Work to do> Only the pictures are to be left out; set down the rest of the records exactly.

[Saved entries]
%%

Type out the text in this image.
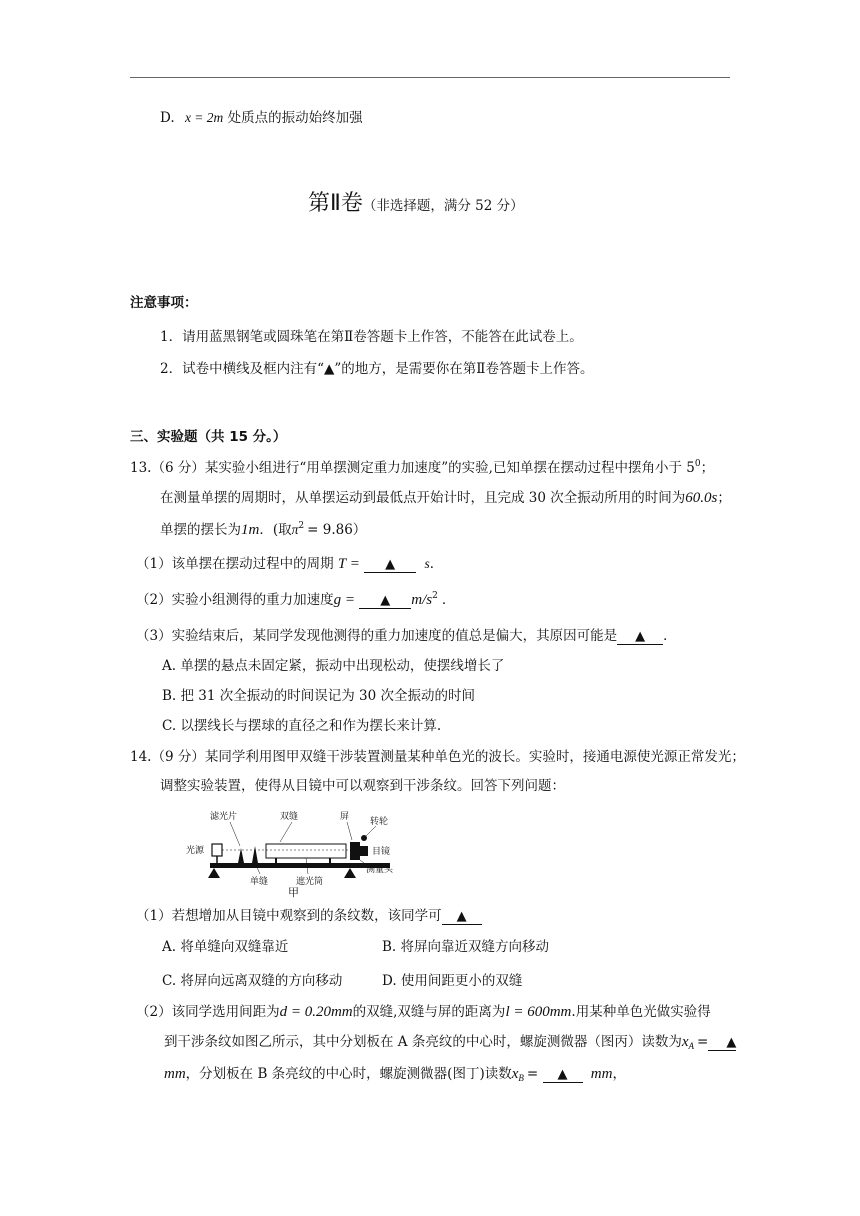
D. x = 2m 处质点的振动始终加强
第Ⅱ卷（非选择题，满分 52 分）
注意事项：
1．请用蓝黑钢笔或圆珠笔在第Ⅱ卷答题卡上作答，不能答在此试卷上。
2．试卷中横线及框内注有“▲”的地方，是需要你在第Ⅱ卷答题卡上作答。
三、实验题（共 15 分。）
13.（6 分）某实验小组进行“用单摆测定重力加速度”的实验,已知单摆在摆动过程中摆角小于 $5^0$；
在测量单摆的周期时，从单摆运动到最低点开始计时，且完成 30 次全振动所用的时间为60.0s；
单摆的摆长为1m．(取$\pi^2 = 9.86$）
（1）该单摆在摆动过程中的周期 T = ▲ s．
（2）实验小组测得的重力加速度g = ▲ $m/s^2$ ．
（3）实验结束后，某同学发现他测得的重力加速度的值总是偏大，其原因可能是 ▲ ．
A. 单摆的悬点未固定紧，振动中出现松动，使摆线增长了
B. 把 31 次全振动的时间误记为 30 次全振动的时间
C. 以摆线长与摆球的直径之和作为摆长来计算.
14.（9 分）某同学利用图甲双缝干涉装置测量某种单色光的波长。实验时，接通电源使光源正常发光；
调整实验装置，使得从目镜中可以观察到干涉条纹。回答下列问题：
滤光片	双缝	屏 转轮
光源	目镜
单缝	遮光筒
测量头
甲
（1）若想增加从目镜中观察到的条纹数，该同学可 ▲
A. 将单缝向双缝靠近	B. 将屏向靠近双缝方向移动
C. 将屏向远离双缝的方向移动	D. 使用间距更小的双缝
（2）该同学选用间距为d = 0.20mm的双缝,双缝与屏的距离为l = 600mm.用某种单色光做实验得
到干涉条纹如图乙所示，其中分划板在 A 条亮纹的中心时，螺旋测微器（图丙）读数为$x_A$ = ▲
mm，分划板在 B 条亮纹的中心时，螺旋测微器(图丁)读数$x_B$ = ▲ mm，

%%

Result below>
Type out the text in this image.
D. x = 2m 处质点的振动始终加强
第Ⅱ卷（非选择题，满分 52 分）
注意事项：
1．请用蓝黑钢笔或圆珠笔在第Ⅱ卷答题卡上作答，不能答在此试卷上。
2．试卷中横线及框内注有“▲”的地方，是需要你在第Ⅱ卷答题卡上作答。
三、实验题（共 15 分。）
13.（6 分）某实验小组进行“用单摆测定重力加速度”的实验,已知单摆在摆动过程中摆角小于 $5^0$；
在测量单摆的周期时，从单摆运动到最低点开始计时，且完成 30 次全振动所用的时间为60.0s；
单摆的摆长为1m．(取$\pi^2 = 9.86$）
（1）该单摆在摆动过程中的周期 T = ▲ s．
（2）实验小组测得的重力加速度g = ▲ $m/s^2$ ．
（3）实验结束后，某同学发现他测得的重力加速度的值总是偏大，其原因可能是 ▲ ．
A. 单摆的悬点未固定紧，振动中出现松动，使摆线增长了
B. 把 31 次全振动的时间误记为 30 次全振动的时间
C. 以摆线长与摆球的直径之和作为摆长来计算.
14.（9 分）某同学利用图甲双缝干涉装置测量某种单色光的波长。实验时，接通电源使光源正常发光；
调整实验装置，使得从目镜中可以观察到干涉条纹。回答下列问题：
滤光片	双缝	屏 转轮
光源	目镜
单缝	遮光筒
测量头
甲
（1）若想增加从目镜中观察到的条纹数，该同学可 ▲
A. 将单缝向双缝靠近	B. 将屏向靠近双缝方向移动
C. 将屏向远离双缝的方向移动	D. 使用间距更小的双缝
（2）该同学选用间距为d = 0.20mm的双缝,双缝与屏的距离为l = 600mm.用某种单色光做实验得
到干涉条纹如图乙所示，其中分划板在 A 条亮纹的中心时，螺旋测微器（图丙）读数为$x_A$ = ▲
mm，分划板在 B 条亮纹的中心时，螺旋测微器(图丁)读数$x_B$ = ▲ mm，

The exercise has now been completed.